__WRITTEN REQUEST__: All of the lines below are to be printed again exactly; images are excluded from the output.

__DATA IN THIS EXERCISE__:
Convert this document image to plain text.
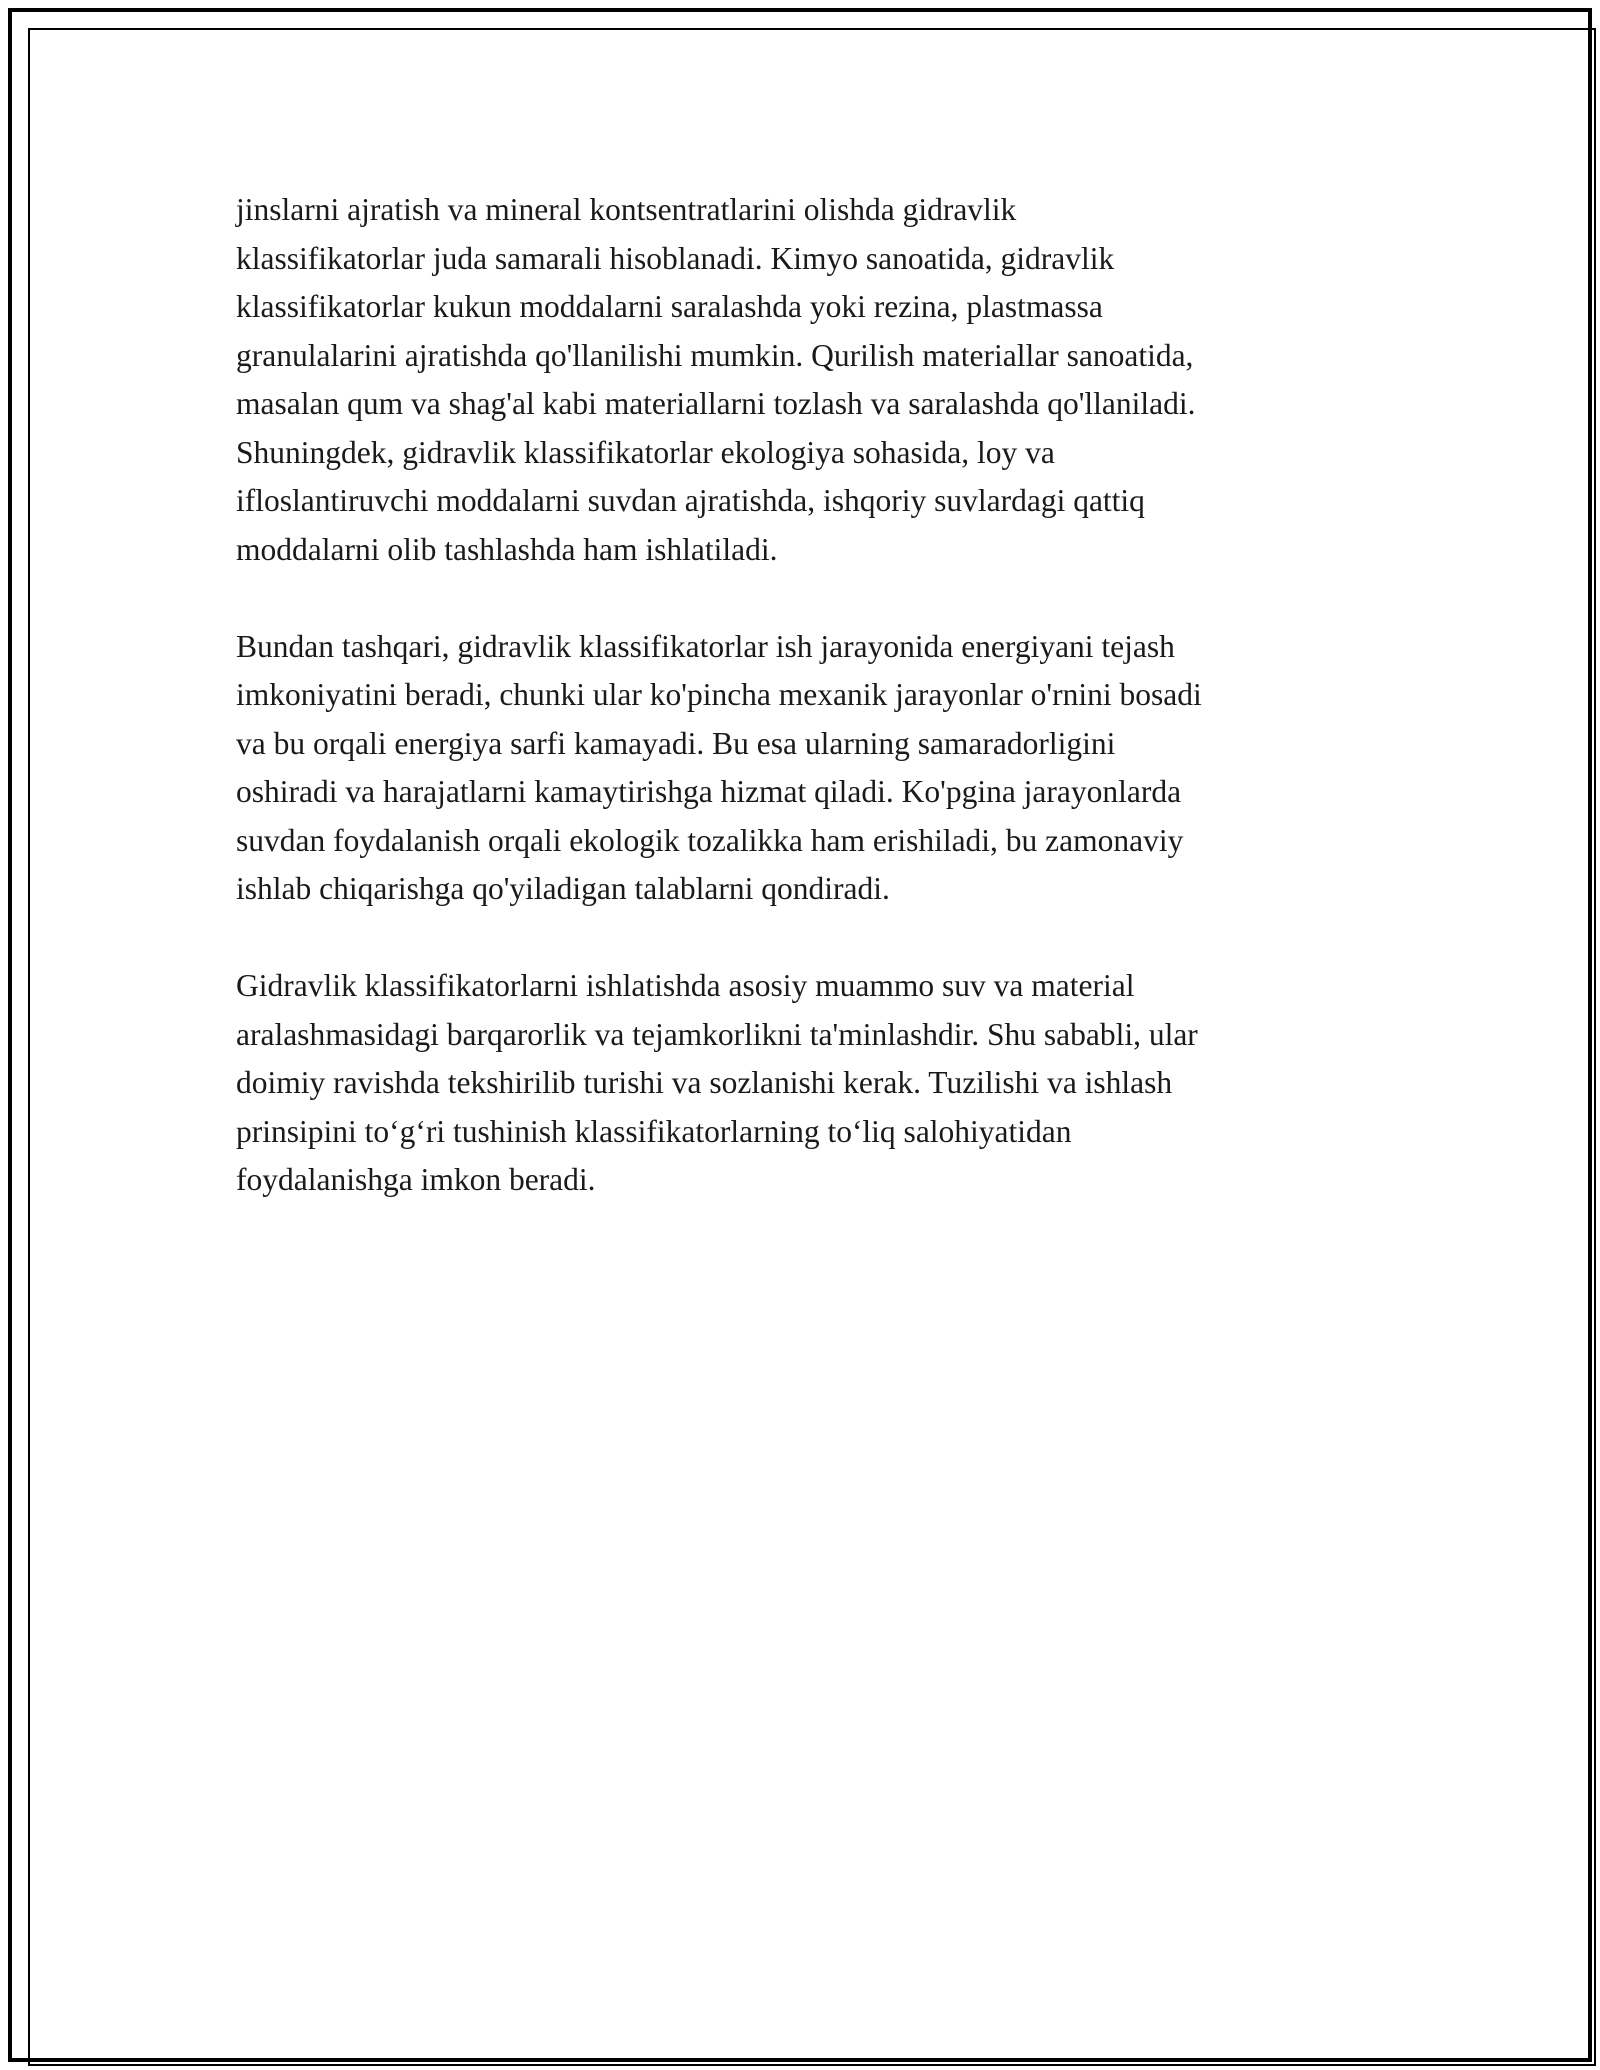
jinslarni ajratish va mineral kontsentratlarini olishda gidravlik
klassifikatorlar juda samarali hisoblanadi. Kimyo sanoatida, gidravlik
klassifikatorlar kukun moddalarni saralashda yoki rezina, plastmassa
granulalarini ajratishda qo'llanilishi mumkin. Qurilish materiallar sanoatida,
masalan qum va shag'al kabi materiallarni tozlash va saralashda qo'llaniladi.
Shuningdek, gidravlik klassifikatorlar ekologiya sohasida, loy va
ifloslantiruvchi moddalarni suvdan ajratishda, ishqoriy suvlardagi qattiq
moddalarni olib tashlashda ham ishlatiladi.

Bundan tashqari, gidravlik klassifikatorlar ish jarayonida energiyani tejash
imkoniyatini beradi, chunki ular ko'pincha mexanik jarayonlar o'rnini bosadi
va bu orqali energiya sarfi kamayadi. Bu esa ularning samaradorligini
oshiradi va harajatlarni kamaytirishga hizmat qiladi. Ko'pgina jarayonlarda
suvdan foydalanish orqali ekologik tozalikka ham erishiladi, bu zamonaviy
ishlab chiqarishga qo'yiladigan talablarni qondiradi.

Gidravlik klassifikatorlarni ishlatishda asosiy muammo suv va material
aralashmasidagi barqarorlik va tejamkorlikni ta'minlashdir. Shu sababli, ular
doimiy ravishda tekshirilib turishi va sozlanishi kerak. Tuzilishi va ishlash
prinsipini to‘g‘ri tushinish klassifikatorlarning to‘liq salohiyatidan
foydalanishga imkon beradi.
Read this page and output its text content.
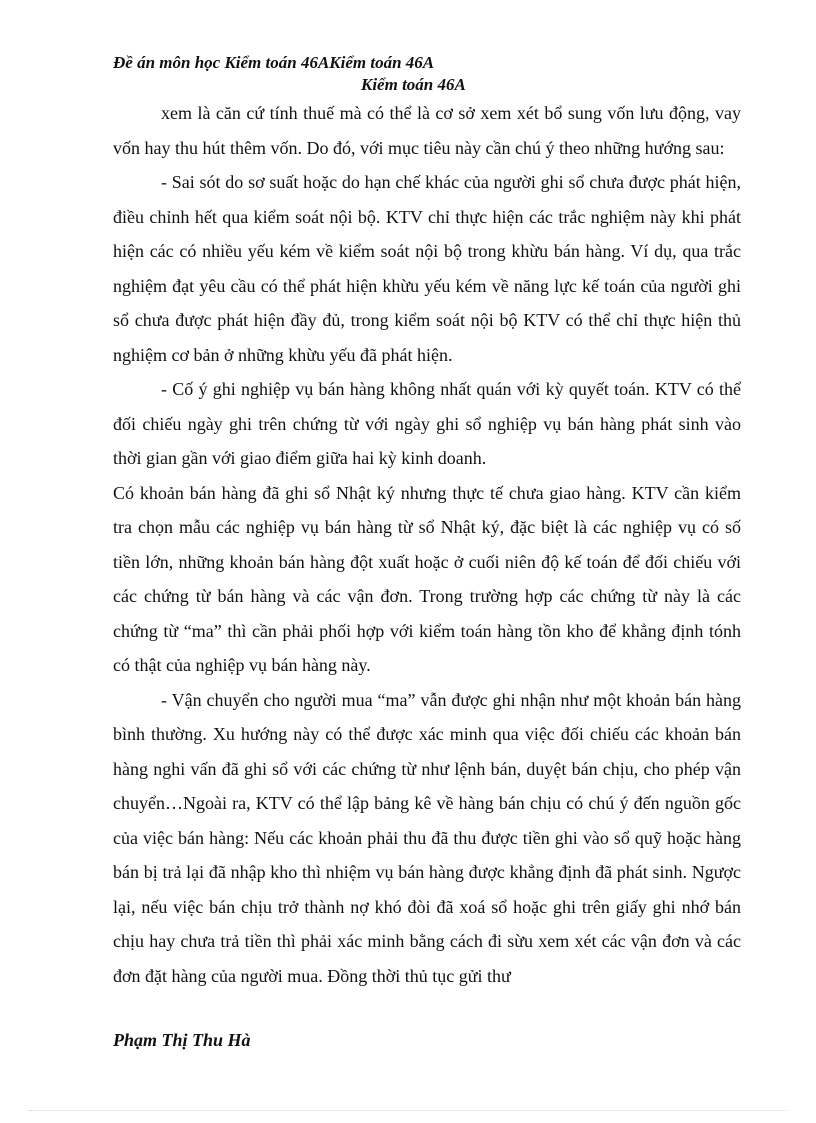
Đề án môn học Kiểm toán 46AKiểm toán 46A
Kiểm toán 46A

xem là căn cứ tính thuế mà có thể là cơ sở xem xét bổ sung vốn lưu động, vay vốn hay thu hút thêm vốn. Do đó, với mục tiêu này cần chú ý theo những hướng sau:

- Sai sót do sơ suất hoặc do hạn chế khác của người ghi sổ chưa được phát hiện, điều chỉnh hết qua kiểm soát nội bộ. KTV chỉ thực hiện các trắc nghiệm này khi phát hiện các có nhiều yếu kém về kiểm soát nội bộ trong khừu bán hàng. Ví dụ, qua trắc nghiệm đạt yêu cầu có thể phát hiện khừu yếu kém về năng lực kế toán của người ghi sổ chưa được phát hiện đầy đủ, trong kiểm soát nội bộ KTV có thể chỉ thực hiện thủ nghiệm cơ bản ở những khừu yếu đã phát hiện.

- Cố ý ghi nghiệp vụ bán hàng không nhất quán với kỳ quyết toán. KTV có thể đối chiếu ngày ghi trên chứng từ với ngày ghi sổ nghiệp vụ bán hàng phát sinh vào thời gian gần với giao điểm giữa hai kỳ kinh doanh.

Có khoản bán hàng đã ghi sổ Nhật ký nhưng thực tế chưa giao hàng. KTV cần kiểm tra chọn mẫu các nghiệp vụ bán hàng từ sổ Nhật ký, đặc biệt là các nghiệp vụ có số tiền lớn, những khoản bán hàng đột xuất hoặc ở cuối niên độ kế toán để đối chiếu với các chứng từ bán hàng và các vận đơn. Trong trường hợp các chứng từ này là các chứng từ “ma” thì cần phải phối hợp với kiểm toán hàng tồn kho để khẳng định tónh có thật của nghiệp vụ bán hàng này.

- Vận chuyển cho người mua “ma” vẫn được ghi nhận như một khoản bán hàng bình thường. Xu hướng này có thể được xác minh qua việc đối chiếu các khoản bán hàng nghi vấn đã ghi sổ với các chứng từ như lệnh bán, duyệt bán chịu, cho phép vận chuyển…Ngoài ra, KTV có thể lập bảng kê về hàng bán chịu có chú ý đến nguồn gốc của việc bán hàng: Nếu các khoản phải thu đã thu được tiền ghi vào sổ quỹ hoặc hàng bán bị trả lại đã nhập kho thì nhiệm vụ bán hàng được khẳng định đã phát sinh. Ngược lại, nếu việc bán chịu trở thành nợ khó đòi đã xoá sổ hoặc ghi trên giấy ghi nhớ bán chịu hay chưa trả tiền thì phải xác minh bằng cách đi sừu xem xét các vận đơn và các đơn đặt hàng của người mua. Đồng thời thủ tục gửi thư

Phạm Thị Thu Hà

__REPLY__:
Convert this document image to plain text.
jinslarni ajratish va mineral kontsentratlarini olishda gidravlik
klassifikatorlar juda samarali hisoblanadi. Kimyo sanoatida, gidravlik
klassifikatorlar kukun moddalarni saralashda yoki rezina, plastmassa
granulalarini ajratishda qo'llanilishi mumkin. Qurilish materiallar sanoatida,
masalan qum va shag'al kabi materiallarni tozlash va saralashda qo'llaniladi.
Shuningdek, gidravlik klassifikatorlar ekologiya sohasida, loy va
ifloslantiruvchi moddalarni suvdan ajratishda, ishqoriy suvlardagi qattiq
moddalarni olib tashlashda ham ishlatiladi.

Bundan tashqari, gidravlik klassifikatorlar ish jarayonida energiyani tejash
imkoniyatini beradi, chunki ular ko'pincha mexanik jarayonlar o'rnini bosadi
va bu orqali energiya sarfi kamayadi. Bu esa ularning samaradorligini
oshiradi va harajatlarni kamaytirishga hizmat qiladi. Ko'pgina jarayonlarda
suvdan foydalanish orqali ekologik tozalikka ham erishiladi, bu zamonaviy
ishlab chiqarishga qo'yiladigan talablarni qondiradi.

Gidravlik klassifikatorlarni ishlatishda asosiy muammo suv va material
aralashmasidagi barqarorlik va tejamkorlikni ta'minlashdir. Shu sababli, ular
doimiy ravishda tekshirilib turishi va sozlanishi kerak. Tuzilishi va ishlash
prinsipini to‘g‘ri tushinish klassifikatorlarning to‘liq salohiyatidan
foydalanishga imkon beradi.
Read this page and output its text content.
Đề án môn học Kiểm toán 46AKiểm toán 46A
Kiểm toán 46A

xem là căn cứ tính thuế mà có thể là cơ sở xem xét bổ sung vốn lưu động, vay vốn hay thu hút thêm vốn. Do đó, với mục tiêu này cần chú ý theo những hướng sau:

- Sai sót do sơ suất hoặc do hạn chế khác của người ghi sổ chưa được phát hiện, điều chỉnh hết qua kiểm soát nội bộ. KTV chỉ thực hiện các trắc nghiệm này khi phát hiện các có nhiều yếu kém về kiểm soát nội bộ trong khừu bán hàng. Ví dụ, qua trắc nghiệm đạt yêu cầu có thể phát hiện khừu yếu kém về năng lực kế toán của người ghi sổ chưa được phát hiện đầy đủ, trong kiểm soát nội bộ KTV có thể chỉ thực hiện thủ nghiệm cơ bản ở những khừu yếu đã phát hiện.

- Cố ý ghi nghiệp vụ bán hàng không nhất quán với kỳ quyết toán. KTV có thể đối chiếu ngày ghi trên chứng từ với ngày ghi sổ nghiệp vụ bán hàng phát sinh vào thời gian gần với giao điểm giữa hai kỳ kinh doanh.

Có khoản bán hàng đã ghi sổ Nhật ký nhưng thực tế chưa giao hàng. KTV cần kiểm tra chọn mẫu các nghiệp vụ bán hàng từ sổ Nhật ký, đặc biệt là các nghiệp vụ có số tiền lớn, những khoản bán hàng đột xuất hoặc ở cuối niên độ kế toán để đối chiếu với các chứng từ bán hàng và các vận đơn. Trong trường hợp các chứng từ này là các chứng từ “ma” thì cần phải phối hợp với kiểm toán hàng tồn kho để khẳng định tónh có thật của nghiệp vụ bán hàng này.

- Vận chuyển cho người mua “ma” vẫn được ghi nhận như một khoản bán hàng bình thường. Xu hướng này có thể được xác minh qua việc đối chiếu các khoản bán hàng nghi vấn đã ghi sổ với các chứng từ như lệnh bán, duyệt bán chịu, cho phép vận chuyển…Ngoài ra, KTV có thể lập bảng kê về hàng bán chịu có chú ý đến nguồn gốc của việc bán hàng: Nếu các khoản phải thu đã thu được tiền ghi vào sổ quỹ hoặc hàng bán bị trả lại đã nhập kho thì nhiệm vụ bán hàng được khẳng định đã phát sinh. Ngược lại, nếu việc bán chịu trở thành nợ khó đòi đã xoá sổ hoặc ghi trên giấy ghi nhớ bán chịu hay chưa trả tiền thì phải xác minh bằng cách đi sừu xem xét các vận đơn và các đơn đặt hàng của người mua. Đồng thời thủ tục gửi thư

Phạm Thị Thu Hà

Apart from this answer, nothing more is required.